**Given problem:**
Identify the lines holding "labels" and copy them.

**Exercise inputs:**
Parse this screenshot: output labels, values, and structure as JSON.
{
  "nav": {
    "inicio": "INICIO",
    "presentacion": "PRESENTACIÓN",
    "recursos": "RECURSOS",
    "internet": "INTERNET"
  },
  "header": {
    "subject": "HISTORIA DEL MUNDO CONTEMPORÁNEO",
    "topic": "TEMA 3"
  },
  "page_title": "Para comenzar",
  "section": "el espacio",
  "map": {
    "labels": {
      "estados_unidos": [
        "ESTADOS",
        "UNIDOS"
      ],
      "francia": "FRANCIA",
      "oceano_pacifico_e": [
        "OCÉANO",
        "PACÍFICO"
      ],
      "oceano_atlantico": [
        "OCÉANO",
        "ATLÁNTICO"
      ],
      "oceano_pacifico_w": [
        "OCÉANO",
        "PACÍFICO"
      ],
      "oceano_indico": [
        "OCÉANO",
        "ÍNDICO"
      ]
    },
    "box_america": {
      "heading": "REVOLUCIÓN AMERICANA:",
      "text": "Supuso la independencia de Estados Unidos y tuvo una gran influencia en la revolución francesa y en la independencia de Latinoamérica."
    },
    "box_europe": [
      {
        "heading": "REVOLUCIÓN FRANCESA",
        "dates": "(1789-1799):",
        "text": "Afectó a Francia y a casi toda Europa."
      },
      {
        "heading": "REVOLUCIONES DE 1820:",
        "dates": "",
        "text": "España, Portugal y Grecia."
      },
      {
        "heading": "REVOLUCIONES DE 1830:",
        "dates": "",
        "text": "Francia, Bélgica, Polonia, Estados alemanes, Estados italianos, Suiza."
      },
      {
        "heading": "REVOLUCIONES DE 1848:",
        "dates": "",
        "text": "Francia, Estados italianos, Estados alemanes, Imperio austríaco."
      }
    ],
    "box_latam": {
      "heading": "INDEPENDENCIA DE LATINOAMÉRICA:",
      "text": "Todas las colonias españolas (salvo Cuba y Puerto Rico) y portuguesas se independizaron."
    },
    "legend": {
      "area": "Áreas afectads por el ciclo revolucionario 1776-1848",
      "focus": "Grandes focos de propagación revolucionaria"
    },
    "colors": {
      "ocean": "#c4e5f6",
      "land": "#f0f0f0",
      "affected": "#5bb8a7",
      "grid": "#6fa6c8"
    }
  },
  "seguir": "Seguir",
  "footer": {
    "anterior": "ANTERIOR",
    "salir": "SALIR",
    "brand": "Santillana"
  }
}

**Correct response:**
Parse this screenshot: output labels, values, and structure as JSON.
    "labels": {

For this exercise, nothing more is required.